▶ [Work required] Quote the records that follow in full, leaving the pictures out.

═══ Input data ═══

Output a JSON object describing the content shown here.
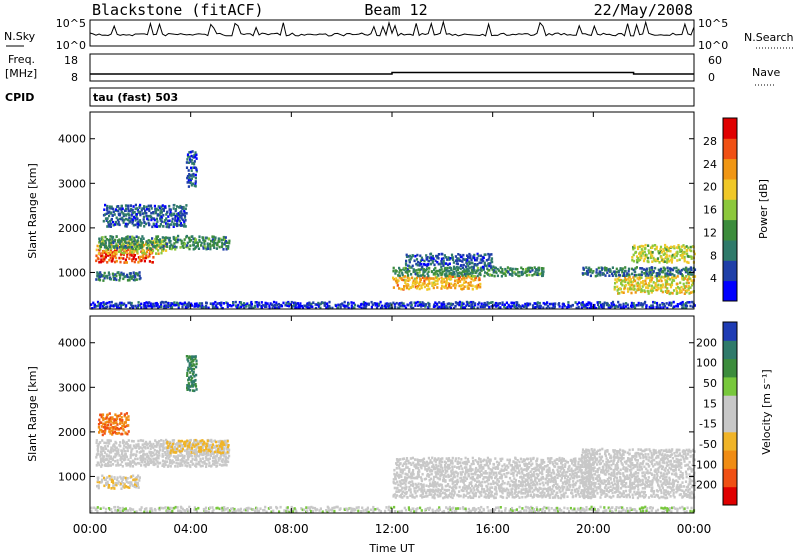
{
  "header": {
    "station": "Blackstone (fitACF)",
    "beam": "Beam 12",
    "date": "22/May/2008"
  },
  "side_labels": {
    "nsky": "N.Sky",
    "nsearch": "N.Search",
    "freq_line1": "Freq.",
    "freq_line2": "[MHz]",
    "nave": "Nave",
    "cpid": "CPID",
    "cpid_value": "tau (fast) 503"
  },
  "top_panels": {
    "noise_ticks": [
      "10^5",
      "10^0"
    ],
    "noise_right_ticks": [
      "10^5",
      "10^0"
    ],
    "freq_ticks": [
      "18",
      "8"
    ],
    "nave_ticks": [
      "60",
      "0"
    ]
  },
  "colors": {
    "power_scale": [
      "#0000ff",
      "#1f3fa8",
      "#2f7a6a",
      "#3c8c3c",
      "#8cc83c",
      "#f0c828",
      "#f09614",
      "#f05014",
      "#e00000"
    ],
    "velocity_scale": [
      "#1f3cb4",
      "#2f7a6a",
      "#3c8c3c",
      "#78c83c",
      "#c8c8c8",
      "#c8c8c8",
      "#f0b428",
      "#f08c14",
      "#f05014",
      "#e00000"
    ]
  },
  "chart_data": [
    {
      "type": "heatmap",
      "name": "power",
      "ylabel": "Slant Range [km]",
      "xlabel": "Time UT",
      "x_ticks": [
        "00:00",
        "04:00",
        "08:00",
        "12:00",
        "16:00",
        "20:00",
        "00:00"
      ],
      "y_ticks": [
        1000,
        2000,
        3000,
        4000
      ],
      "ylim": [
        180,
        4600
      ],
      "colorbar_label": "Power [dB]",
      "colorbar_ticks": [
        "28",
        "24",
        "20",
        "16",
        "12",
        "8",
        "4"
      ],
      "colorbar_range": [
        0,
        30
      ],
      "regions": [
        {
          "t0": 0.2,
          "t1": 2.5,
          "r0": 1200,
          "r1": 1500,
          "level": 26
        },
        {
          "t0": 0.2,
          "t1": 3.0,
          "r0": 1400,
          "r1": 1700,
          "level": 18
        },
        {
          "t0": 0.3,
          "t1": 5.5,
          "r0": 1500,
          "r1": 1800,
          "level": 10
        },
        {
          "t0": 0.2,
          "t1": 2.0,
          "r0": 800,
          "r1": 1000,
          "level": 8
        },
        {
          "t0": 0.5,
          "t1": 3.8,
          "r0": 2000,
          "r1": 2500,
          "level": 6
        },
        {
          "t0": 3.8,
          "t1": 4.2,
          "r0": 2900,
          "r1": 3700,
          "level": 6
        },
        {
          "t0": 12.0,
          "t1": 15.5,
          "r0": 600,
          "r1": 900,
          "level": 20
        },
        {
          "t0": 12.0,
          "t1": 18.0,
          "r0": 900,
          "r1": 1100,
          "level": 10
        },
        {
          "t0": 12.5,
          "t1": 16.0,
          "r0": 1100,
          "r1": 1400,
          "level": 6
        },
        {
          "t0": 20.8,
          "t1": 24.0,
          "r0": 500,
          "r1": 900,
          "level": 18
        },
        {
          "t0": 21.5,
          "t1": 24.0,
          "r0": 1200,
          "r1": 1600,
          "level": 16
        },
        {
          "t0": 19.5,
          "t1": 24.0,
          "r0": 900,
          "r1": 1100,
          "level": 8
        },
        {
          "t0": 0.0,
          "t1": 24.0,
          "r0": 180,
          "r1": 320,
          "level": 4
        }
      ]
    },
    {
      "type": "heatmap",
      "name": "velocity",
      "ylabel": "Slant Range [km]",
      "xlabel": "Time UT",
      "x_ticks": [
        "00:00",
        "04:00",
        "08:00",
        "12:00",
        "16:00",
        "20:00",
        "00:00"
      ],
      "y_ticks": [
        1000,
        2000,
        3000,
        4000
      ],
      "ylim": [
        180,
        4600
      ],
      "colorbar_label": "Velocity [m s⁻¹]",
      "colorbar_ticks": [
        "200",
        "100",
        "50",
        "15",
        "-15",
        "-50",
        "-100",
        "-200"
      ],
      "colorbar_range": [
        -250,
        250
      ],
      "regions": [
        {
          "t0": 0.2,
          "t1": 5.5,
          "r0": 1200,
          "r1": 1800,
          "level": 0
        },
        {
          "t0": 0.3,
          "t1": 1.5,
          "r0": 1900,
          "r1": 2400,
          "level": -150
        },
        {
          "t0": 3.0,
          "t1": 5.5,
          "r0": 1500,
          "r1": 1800,
          "level": -60
        },
        {
          "t0": 0.2,
          "t1": 2.0,
          "r0": 700,
          "r1": 1000,
          "level": -40
        },
        {
          "t0": 3.8,
          "t1": 4.2,
          "r0": 2900,
          "r1": 3700,
          "level": 150
        },
        {
          "t0": 12.0,
          "t1": 20.0,
          "r0": 500,
          "r1": 1400,
          "level": 0
        },
        {
          "t0": 19.5,
          "t1": 24.0,
          "r0": 500,
          "r1": 1600,
          "level": 0
        },
        {
          "t0": 0.0,
          "t1": 24.0,
          "r0": 180,
          "r1": 300,
          "level": 40
        }
      ]
    }
  ]
}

═══

▶ [Task output]
Output a JSON object describing the content shown here.
{
  "header": {
    "station": "Blackstone (fitACF)",
    "beam": "Beam 12",
    "date": "22/May/2008"
  },
  "side_labels": {
    "nsky": "N.Sky",
    "nsearch": "N.Search",
    "freq_line1": "Freq.",
    "freq_line2": "[MHz]",
    "nave": "Nave",
    "cpid": "CPID",
    "cpid_value": "tau (fast) 503"
  },
  "top_panels": {
    "noise_ticks": [
      "10^5",
      "10^0"
    ],
    "noise_right_ticks": [
      "10^5",
      "10^0"
    ],
    "freq_ticks": [
      "18",
      "8"
    ],
    "nave_ticks": [
      "60",
      "0"
    ]
  },
  "colors": {
    "power_scale": [
      "#0000ff",
      "#1f3fa8",
      "#2f7a6a",
      "#3c8c3c",
      "#8cc83c",
      "#f0c828",
      "#f09614",
      "#f05014",
      "#e00000"
    ],
    "velocity_scale": [
      "#1f3cb4",
      "#2f7a6a",
      "#3c8c3c",
      "#78c83c",
      "#c8c8c8",
      "#c8c8c8",
      "#f0b428",
      "#f08c14",
      "#f05014",
      "#e00000"
    ]
  },
  "chart_data": [
    {
      "type": "heatmap",
      "name": "power",
      "ylabel": "Slant Range [km]",
      "xlabel": "Time UT",
      "x_ticks": [
        "00:00",
        "04:00",
        "08:00",
        "12:00",
        "16:00",
        "20:00",
        "00:00"
      ],
      "y_ticks": [
        1000,
        2000,
        3000,
        4000
      ],
      "ylim": [
        180,
        4600
      ],
      "colorbar_label": "Power [dB]",
      "colorbar_ticks": [
        "28",
        "24",
        "20",
        "16",
        "12",
        "8",
        "4"
      ],
      "colorbar_range": [
        0,
        30
      ],
      "regions": [
        {
          "t0": 0.2,
          "t1": 2.5,
          "r0": 1200,
          "r1": 1500,
          "level": 26
        },
        {
          "t0": 0.2,
          "t1": 3.0,
          "r0": 1400,
          "r1": 1700,
          "level": 18
        },
        {
          "t0": 0.3,
          "t1": 5.5,
          "r0": 1500,
          "r1": 1800,
          "level": 10
        },
        {
          "t0": 0.2,
          "t1": 2.0,
          "r0": 800,
          "r1": 1000,
          "level": 8
        },
        {
          "t0": 0.5,
          "t1": 3.8,
          "r0": 2000,
          "r1": 2500,
          "level": 6
        },
        {
          "t0": 3.8,
          "t1": 4.2,
          "r0": 2900,
          "r1": 3700,
          "level": 6
        },
        {
          "t0": 12.0,
          "t1": 15.5,
          "r0": 600,
          "r1": 900,
          "level": 20
        },
        {
          "t0": 12.0,
          "t1": 18.0,
          "r0": 900,
          "r1": 1100,
          "level": 10
        },
        {
          "t0": 12.5,
          "t1": 16.0,
          "r0": 1100,
          "r1": 1400,
          "level": 6
        },
        {
          "t0": 20.8,
          "t1": 24.0,
          "r0": 500,
          "r1": 900,
          "level": 18
        },
        {
          "t0": 21.5,
          "t1": 24.0,
          "r0": 1200,
          "r1": 1600,
          "level": 16
        },
        {
          "t0": 19.5,
          "t1": 24.0,
          "r0": 900,
          "r1": 1100,
          "level": 8
        },
        {
          "t0": 0.0,
          "t1": 24.0,
          "r0": 180,
          "r1": 320,
          "level": 4
        }
      ]
    },
    {
      "type": "heatmap",
      "name": "velocity",
      "ylabel": "Slant Range [km]",
      "xlabel": "Time UT",
      "x_ticks": [
        "00:00",
        "04:00",
        "08:00",
        "12:00",
        "16:00",
        "20:00",
        "00:00"
      ],
      "y_ticks": [
        1000,
        2000,
        3000,
        4000
      ],
      "ylim": [
        180,
        4600
      ],
      "colorbar_label": "Velocity [m s⁻¹]",
      "colorbar_ticks": [
        "200",
        "100",
        "50",
        "15",
        "-15",
        "-50",
        "-100",
        "-200"
      ],
      "colorbar_range": [
        -250,
        250
      ],
      "regions": [
        {
          "t0": 0.2,
          "t1": 5.5,
          "r0": 1200,
          "r1": 1800,
          "level": 0
        },
        {
          "t0": 0.3,
          "t1": 1.5,
          "r0": 1900,
          "r1": 2400,
          "level": -150
        },
        {
          "t0": 3.0,
          "t1": 5.5,
          "r0": 1500,
          "r1": 1800,
          "level": -60
        },
        {
          "t0": 0.2,
          "t1": 2.0,
          "r0": 700,
          "r1": 1000,
          "level": -40
        },
        {
          "t0": 3.8,
          "t1": 4.2,
          "r0": 2900,
          "r1": 3700,
          "level": 150
        },
        {
          "t0": 12.0,
          "t1": 20.0,
          "r0": 500,
          "r1": 1400,
          "level": 0
        },
        {
          "t0": 19.5,
          "t1": 24.0,
          "r0": 500,
          "r1": 1600,
          "level": 0
        },
        {
          "t0": 0.0,
          "t1": 24.0,
          "r0": 180,
          "r1": 300,
          "level": 40
        }
      ]
    }
  ]
}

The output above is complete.